• _RECORDS SUPPLIED_:

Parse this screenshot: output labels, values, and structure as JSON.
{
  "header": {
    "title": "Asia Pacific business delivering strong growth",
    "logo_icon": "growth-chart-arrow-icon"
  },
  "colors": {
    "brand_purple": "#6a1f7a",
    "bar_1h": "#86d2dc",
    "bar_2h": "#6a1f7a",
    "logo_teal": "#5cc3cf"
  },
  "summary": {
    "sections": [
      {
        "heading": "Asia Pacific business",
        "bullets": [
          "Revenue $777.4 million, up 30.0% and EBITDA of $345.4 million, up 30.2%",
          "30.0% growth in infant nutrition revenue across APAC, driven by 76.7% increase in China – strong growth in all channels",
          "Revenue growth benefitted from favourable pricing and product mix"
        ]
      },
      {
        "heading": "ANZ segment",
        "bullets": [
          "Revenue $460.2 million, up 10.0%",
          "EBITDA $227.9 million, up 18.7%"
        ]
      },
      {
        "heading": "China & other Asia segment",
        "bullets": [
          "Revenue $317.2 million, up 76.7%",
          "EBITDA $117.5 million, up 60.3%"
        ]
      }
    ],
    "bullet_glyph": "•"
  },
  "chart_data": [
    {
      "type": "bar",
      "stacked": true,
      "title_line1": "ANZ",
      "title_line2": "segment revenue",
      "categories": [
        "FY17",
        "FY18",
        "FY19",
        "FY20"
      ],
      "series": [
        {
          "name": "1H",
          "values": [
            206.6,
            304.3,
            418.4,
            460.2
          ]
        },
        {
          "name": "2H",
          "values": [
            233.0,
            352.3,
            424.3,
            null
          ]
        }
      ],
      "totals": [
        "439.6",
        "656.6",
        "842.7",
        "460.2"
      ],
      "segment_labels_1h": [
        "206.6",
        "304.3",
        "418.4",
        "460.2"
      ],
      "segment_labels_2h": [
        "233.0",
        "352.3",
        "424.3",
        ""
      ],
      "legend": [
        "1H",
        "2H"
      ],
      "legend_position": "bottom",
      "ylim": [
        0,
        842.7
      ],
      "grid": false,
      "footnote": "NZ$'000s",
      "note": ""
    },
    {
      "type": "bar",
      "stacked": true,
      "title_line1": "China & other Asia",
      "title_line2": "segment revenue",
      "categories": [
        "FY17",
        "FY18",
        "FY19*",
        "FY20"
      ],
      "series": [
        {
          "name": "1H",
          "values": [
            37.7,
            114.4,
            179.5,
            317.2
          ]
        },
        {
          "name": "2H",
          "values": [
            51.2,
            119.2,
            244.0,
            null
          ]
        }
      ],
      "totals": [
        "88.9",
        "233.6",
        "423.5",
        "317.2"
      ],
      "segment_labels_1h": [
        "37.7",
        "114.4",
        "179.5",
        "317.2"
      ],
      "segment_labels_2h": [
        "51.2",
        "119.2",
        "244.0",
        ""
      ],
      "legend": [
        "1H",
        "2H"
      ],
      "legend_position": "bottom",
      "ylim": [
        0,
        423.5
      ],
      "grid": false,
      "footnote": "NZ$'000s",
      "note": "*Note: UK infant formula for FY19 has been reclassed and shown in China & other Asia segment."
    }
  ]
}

• _WHAT TO DO_: The entries above should be repeated exactly, every one of them.

• _EXERCISE SOLUTION_:
Parse this screenshot: output labels, values, and structure as JSON.
{
  "header": {
    "title": "Asia Pacific business delivering strong growth",
    "logo_icon": "growth-chart-arrow-icon"
  },
  "colors": {
    "brand_purple": "#6a1f7a",
    "bar_1h": "#86d2dc",
    "bar_2h": "#6a1f7a",
    "logo_teal": "#5cc3cf"
  },
  "summary": {
    "sections": [
      {
        "heading": "Asia Pacific business",
        "bullets": [
          "Revenue $777.4 million, up 30.0% and EBITDA of $345.4 million, up 30.2%",
          "30.0% growth in infant nutrition revenue across APAC, driven by 76.7% increase in China – strong growth in all channels",
          "Revenue growth benefitted from favourable pricing and product mix"
        ]
      },
      {
        "heading": "ANZ segment",
        "bullets": [
          "Revenue $460.2 million, up 10.0%",
          "EBITDA $227.9 million, up 18.7%"
        ]
      },
      {
        "heading": "China & other Asia segment",
        "bullets": [
          "Revenue $317.2 million, up 76.7%",
          "EBITDA $117.5 million, up 60.3%"
        ]
      }
    ],
    "bullet_glyph": "•"
  },
  "chart_data": [
    {
      "type": "bar",
      "stacked": true,
      "title_line1": "ANZ",
      "title_line2": "segment revenue",
      "categories": [
        "FY17",
        "FY18",
        "FY19",
        "FY20"
      ],
      "series": [
        {
          "name": "1H",
          "values": [
            206.6,
            304.3,
            418.4,
            460.2
          ]
        },
        {
          "name": "2H",
          "values": [
            233.0,
            352.3,
            424.3,
            null
          ]
        }
      ],
      "totals": [
        "439.6",
        "656.6",
        "842.7",
        "460.2"
      ],
      "segment_labels_1h": [
        "206.6",
        "304.3",
        "418.4",
        "460.2"
      ],
      "segment_labels_2h": [
        "233.0",
        "352.3",
        "424.3",
        ""
      ],
      "legend": [
        "1H",
        "2H"
      ],
      "legend_position": "bottom",
      "ylim": [
        0,
        842.7
      ],
      "grid": false,
      "footnote": "NZ$'000s",
      "note": ""
    },
    {
      "type": "bar",
      "stacked": true,
      "title_line1": "China & other Asia",
      "title_line2": "segment revenue",
      "categories": [
        "FY17",
        "FY18",
        "FY19*",
        "FY20"
      ],
      "series": [
        {
          "name": "1H",
          "values": [
            37.7,
            114.4,
            179.5,
            317.2
          ]
        },
        {
          "name": "2H",
          "values": [
            51.2,
            119.2,
            244.0,
            null
          ]
        }
      ],
      "totals": [
        "88.9",
        "233.6",
        "423.5",
        "317.2"
      ],
      "segment_labels_1h": [
        "37.7",
        "114.4",
        "179.5",
        "317.2"
      ],
      "segment_labels_2h": [
        "51.2",
        "119.2",
        "244.0",
        ""
      ],
      "legend": [
        "1H",
        "2H"
      ],
      "legend_position": "bottom",
      "ylim": [
        0,
        423.5
      ],
      "grid": false,
      "footnote": "NZ$'000s",
      "note": "*Note: UK infant formula for FY19 has been reclassed and shown in China & other Asia segment."
    }
  ]
}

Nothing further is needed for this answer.